GIVEN ENTRIES –
- - -

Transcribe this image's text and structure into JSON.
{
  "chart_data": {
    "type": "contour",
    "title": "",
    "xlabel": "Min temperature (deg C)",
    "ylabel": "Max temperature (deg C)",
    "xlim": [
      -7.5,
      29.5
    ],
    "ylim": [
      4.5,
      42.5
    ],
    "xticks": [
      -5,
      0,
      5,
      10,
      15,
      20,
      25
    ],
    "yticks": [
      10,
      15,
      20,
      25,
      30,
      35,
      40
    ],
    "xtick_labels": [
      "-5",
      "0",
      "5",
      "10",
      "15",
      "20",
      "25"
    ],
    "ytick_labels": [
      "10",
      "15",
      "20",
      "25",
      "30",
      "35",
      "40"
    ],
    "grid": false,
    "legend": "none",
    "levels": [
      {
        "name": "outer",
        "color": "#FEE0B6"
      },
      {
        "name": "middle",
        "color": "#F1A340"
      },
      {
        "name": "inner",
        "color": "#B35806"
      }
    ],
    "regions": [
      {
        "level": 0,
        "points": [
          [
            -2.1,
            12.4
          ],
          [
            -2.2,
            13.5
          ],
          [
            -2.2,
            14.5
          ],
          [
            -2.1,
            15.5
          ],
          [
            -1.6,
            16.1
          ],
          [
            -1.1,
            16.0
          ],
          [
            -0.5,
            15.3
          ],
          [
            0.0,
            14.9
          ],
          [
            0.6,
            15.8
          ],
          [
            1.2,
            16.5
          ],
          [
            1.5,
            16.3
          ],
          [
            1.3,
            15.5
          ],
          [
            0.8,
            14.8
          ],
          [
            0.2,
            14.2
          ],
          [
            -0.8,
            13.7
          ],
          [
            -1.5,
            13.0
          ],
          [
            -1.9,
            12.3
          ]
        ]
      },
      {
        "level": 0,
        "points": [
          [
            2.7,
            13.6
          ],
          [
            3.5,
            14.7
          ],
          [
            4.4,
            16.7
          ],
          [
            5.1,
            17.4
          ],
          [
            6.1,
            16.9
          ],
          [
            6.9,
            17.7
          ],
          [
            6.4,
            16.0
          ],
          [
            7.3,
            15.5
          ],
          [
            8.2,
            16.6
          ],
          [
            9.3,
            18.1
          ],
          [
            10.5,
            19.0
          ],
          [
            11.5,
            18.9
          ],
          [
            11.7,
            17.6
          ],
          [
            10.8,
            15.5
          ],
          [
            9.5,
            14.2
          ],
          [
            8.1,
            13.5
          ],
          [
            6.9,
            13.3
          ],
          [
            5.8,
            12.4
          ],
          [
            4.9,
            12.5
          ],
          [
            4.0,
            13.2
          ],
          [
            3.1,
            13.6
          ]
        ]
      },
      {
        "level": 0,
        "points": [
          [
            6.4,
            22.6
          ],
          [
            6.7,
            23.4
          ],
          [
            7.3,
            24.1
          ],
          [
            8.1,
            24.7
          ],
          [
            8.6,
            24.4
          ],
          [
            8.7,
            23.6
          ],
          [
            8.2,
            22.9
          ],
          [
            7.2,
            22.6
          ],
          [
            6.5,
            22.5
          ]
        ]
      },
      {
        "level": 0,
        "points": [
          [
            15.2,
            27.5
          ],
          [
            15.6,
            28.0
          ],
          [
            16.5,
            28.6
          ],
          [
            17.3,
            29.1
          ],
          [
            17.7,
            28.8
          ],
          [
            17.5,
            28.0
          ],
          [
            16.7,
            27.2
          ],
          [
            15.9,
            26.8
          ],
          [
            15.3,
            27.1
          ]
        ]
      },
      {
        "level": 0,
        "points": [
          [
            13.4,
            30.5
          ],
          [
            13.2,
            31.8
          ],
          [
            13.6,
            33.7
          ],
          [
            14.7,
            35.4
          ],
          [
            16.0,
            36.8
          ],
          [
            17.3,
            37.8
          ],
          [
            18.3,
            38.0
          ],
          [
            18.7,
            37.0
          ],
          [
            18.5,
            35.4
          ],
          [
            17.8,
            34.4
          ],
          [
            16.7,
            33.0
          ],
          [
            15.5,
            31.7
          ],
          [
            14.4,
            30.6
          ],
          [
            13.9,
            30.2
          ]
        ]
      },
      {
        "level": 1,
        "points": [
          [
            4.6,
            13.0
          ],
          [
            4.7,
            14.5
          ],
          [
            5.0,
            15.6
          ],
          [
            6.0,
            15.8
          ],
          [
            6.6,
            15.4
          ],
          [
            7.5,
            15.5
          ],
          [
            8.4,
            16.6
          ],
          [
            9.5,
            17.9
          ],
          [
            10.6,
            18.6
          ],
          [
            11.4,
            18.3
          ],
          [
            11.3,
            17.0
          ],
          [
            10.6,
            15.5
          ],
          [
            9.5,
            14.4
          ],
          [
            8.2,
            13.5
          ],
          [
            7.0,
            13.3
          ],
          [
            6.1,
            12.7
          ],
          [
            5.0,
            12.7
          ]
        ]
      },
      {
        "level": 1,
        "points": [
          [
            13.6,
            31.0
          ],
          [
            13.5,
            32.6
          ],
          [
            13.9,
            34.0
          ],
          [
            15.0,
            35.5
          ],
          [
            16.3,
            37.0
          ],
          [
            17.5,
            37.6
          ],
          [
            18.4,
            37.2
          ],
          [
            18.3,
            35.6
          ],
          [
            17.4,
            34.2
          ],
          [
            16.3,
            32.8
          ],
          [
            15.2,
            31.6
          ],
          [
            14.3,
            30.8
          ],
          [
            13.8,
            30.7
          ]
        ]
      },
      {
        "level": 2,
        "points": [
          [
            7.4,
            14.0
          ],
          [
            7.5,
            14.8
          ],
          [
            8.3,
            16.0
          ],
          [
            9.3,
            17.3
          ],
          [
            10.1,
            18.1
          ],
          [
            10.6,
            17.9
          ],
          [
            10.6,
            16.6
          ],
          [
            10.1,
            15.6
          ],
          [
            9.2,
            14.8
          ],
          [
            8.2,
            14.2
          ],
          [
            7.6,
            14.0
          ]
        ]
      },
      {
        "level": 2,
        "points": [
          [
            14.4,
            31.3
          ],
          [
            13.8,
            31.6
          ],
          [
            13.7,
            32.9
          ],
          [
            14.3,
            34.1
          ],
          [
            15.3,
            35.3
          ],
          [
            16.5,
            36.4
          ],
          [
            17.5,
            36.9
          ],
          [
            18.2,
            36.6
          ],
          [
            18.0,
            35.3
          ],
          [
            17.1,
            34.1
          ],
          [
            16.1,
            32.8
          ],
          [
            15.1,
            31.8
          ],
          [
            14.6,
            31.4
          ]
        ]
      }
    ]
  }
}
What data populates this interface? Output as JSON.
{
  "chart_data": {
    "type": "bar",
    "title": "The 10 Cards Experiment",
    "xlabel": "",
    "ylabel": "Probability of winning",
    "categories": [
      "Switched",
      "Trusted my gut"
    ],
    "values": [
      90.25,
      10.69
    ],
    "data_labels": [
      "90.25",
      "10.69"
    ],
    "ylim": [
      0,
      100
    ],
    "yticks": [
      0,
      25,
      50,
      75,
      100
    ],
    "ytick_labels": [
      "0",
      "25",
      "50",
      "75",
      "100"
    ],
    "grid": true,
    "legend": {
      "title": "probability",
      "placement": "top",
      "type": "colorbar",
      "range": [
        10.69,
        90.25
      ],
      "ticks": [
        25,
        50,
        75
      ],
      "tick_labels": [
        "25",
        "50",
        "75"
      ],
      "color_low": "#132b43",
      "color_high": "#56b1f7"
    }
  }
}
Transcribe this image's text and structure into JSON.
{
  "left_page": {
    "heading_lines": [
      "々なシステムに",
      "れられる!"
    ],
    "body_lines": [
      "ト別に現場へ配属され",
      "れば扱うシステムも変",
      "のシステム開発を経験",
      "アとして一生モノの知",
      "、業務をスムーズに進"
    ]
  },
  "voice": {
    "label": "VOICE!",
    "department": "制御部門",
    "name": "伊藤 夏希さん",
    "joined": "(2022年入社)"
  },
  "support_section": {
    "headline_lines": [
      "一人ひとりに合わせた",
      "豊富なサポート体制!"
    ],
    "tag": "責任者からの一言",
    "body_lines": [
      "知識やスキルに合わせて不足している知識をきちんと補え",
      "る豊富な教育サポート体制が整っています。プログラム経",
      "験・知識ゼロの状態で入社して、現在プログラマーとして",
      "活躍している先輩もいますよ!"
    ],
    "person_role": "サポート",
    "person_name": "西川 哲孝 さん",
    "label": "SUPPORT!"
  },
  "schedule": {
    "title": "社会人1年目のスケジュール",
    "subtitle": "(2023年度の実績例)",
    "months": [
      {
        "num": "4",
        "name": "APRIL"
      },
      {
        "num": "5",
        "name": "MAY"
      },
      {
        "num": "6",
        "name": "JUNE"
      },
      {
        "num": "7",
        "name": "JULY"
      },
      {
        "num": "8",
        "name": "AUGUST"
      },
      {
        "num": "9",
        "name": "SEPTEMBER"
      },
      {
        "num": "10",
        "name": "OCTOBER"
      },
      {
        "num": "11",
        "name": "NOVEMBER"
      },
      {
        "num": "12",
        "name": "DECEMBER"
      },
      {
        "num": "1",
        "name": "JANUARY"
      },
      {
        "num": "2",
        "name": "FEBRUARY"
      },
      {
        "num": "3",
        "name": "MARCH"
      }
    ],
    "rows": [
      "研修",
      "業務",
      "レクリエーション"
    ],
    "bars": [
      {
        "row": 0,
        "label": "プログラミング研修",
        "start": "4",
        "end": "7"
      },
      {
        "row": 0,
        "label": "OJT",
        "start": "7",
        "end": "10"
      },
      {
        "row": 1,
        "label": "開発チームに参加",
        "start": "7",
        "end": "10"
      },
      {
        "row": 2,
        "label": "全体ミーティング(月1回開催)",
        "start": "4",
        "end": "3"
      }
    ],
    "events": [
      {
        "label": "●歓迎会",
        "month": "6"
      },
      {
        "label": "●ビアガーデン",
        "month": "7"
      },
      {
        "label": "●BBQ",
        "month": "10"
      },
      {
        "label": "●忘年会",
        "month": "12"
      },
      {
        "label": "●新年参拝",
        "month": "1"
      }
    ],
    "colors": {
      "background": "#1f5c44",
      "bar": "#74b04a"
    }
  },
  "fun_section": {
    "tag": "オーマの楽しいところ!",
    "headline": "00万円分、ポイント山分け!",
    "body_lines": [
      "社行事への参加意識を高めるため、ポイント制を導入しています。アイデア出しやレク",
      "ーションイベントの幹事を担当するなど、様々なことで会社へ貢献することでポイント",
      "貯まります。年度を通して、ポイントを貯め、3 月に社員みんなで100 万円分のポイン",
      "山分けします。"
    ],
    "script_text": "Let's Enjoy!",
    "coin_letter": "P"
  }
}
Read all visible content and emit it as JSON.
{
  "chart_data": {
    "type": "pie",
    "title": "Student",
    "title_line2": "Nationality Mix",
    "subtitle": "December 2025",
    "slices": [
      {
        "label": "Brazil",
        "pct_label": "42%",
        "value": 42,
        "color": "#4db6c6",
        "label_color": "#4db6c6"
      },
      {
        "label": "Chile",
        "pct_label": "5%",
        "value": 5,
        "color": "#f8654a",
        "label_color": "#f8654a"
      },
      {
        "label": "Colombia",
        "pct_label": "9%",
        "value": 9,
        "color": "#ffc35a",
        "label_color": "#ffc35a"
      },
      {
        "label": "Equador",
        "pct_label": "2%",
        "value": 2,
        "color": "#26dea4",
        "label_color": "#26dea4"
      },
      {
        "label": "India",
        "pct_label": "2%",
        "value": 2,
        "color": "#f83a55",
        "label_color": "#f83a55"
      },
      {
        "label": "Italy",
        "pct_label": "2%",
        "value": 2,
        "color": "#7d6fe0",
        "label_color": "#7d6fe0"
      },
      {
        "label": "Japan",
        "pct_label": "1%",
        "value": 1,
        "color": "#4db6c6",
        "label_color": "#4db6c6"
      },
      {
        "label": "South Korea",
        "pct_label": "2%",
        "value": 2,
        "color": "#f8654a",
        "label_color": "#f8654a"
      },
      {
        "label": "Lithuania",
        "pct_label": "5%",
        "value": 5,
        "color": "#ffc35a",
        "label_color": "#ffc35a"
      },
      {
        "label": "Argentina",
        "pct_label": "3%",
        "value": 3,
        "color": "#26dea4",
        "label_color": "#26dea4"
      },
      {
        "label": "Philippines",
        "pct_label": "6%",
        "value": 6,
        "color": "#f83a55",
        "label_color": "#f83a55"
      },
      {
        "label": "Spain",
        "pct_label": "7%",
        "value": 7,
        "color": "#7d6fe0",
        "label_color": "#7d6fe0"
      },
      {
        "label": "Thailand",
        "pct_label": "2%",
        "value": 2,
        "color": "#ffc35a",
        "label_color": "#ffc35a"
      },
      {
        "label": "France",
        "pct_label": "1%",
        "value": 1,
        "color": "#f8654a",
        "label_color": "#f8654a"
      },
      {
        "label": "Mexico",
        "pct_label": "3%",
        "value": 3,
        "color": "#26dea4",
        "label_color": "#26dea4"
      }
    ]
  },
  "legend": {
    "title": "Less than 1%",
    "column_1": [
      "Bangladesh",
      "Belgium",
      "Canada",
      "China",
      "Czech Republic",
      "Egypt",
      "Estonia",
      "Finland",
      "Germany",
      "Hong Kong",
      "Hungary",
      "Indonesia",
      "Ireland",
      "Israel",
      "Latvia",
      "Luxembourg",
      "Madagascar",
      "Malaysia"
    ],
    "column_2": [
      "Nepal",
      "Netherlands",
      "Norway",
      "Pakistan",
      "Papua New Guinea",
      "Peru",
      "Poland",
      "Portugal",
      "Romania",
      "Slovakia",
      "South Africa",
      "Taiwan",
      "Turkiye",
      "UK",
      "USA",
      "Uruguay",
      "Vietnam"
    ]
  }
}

- - -

REQUIREMENTS –
List each line holding the string "JSON".

RESULT OF THE EXERCISE –
Transcribe this image's text and structure into JSON.
What data populates this interface? Output as JSON.
Transcribe this image's text and structure into JSON.
Read all visible content and emit it as JSON.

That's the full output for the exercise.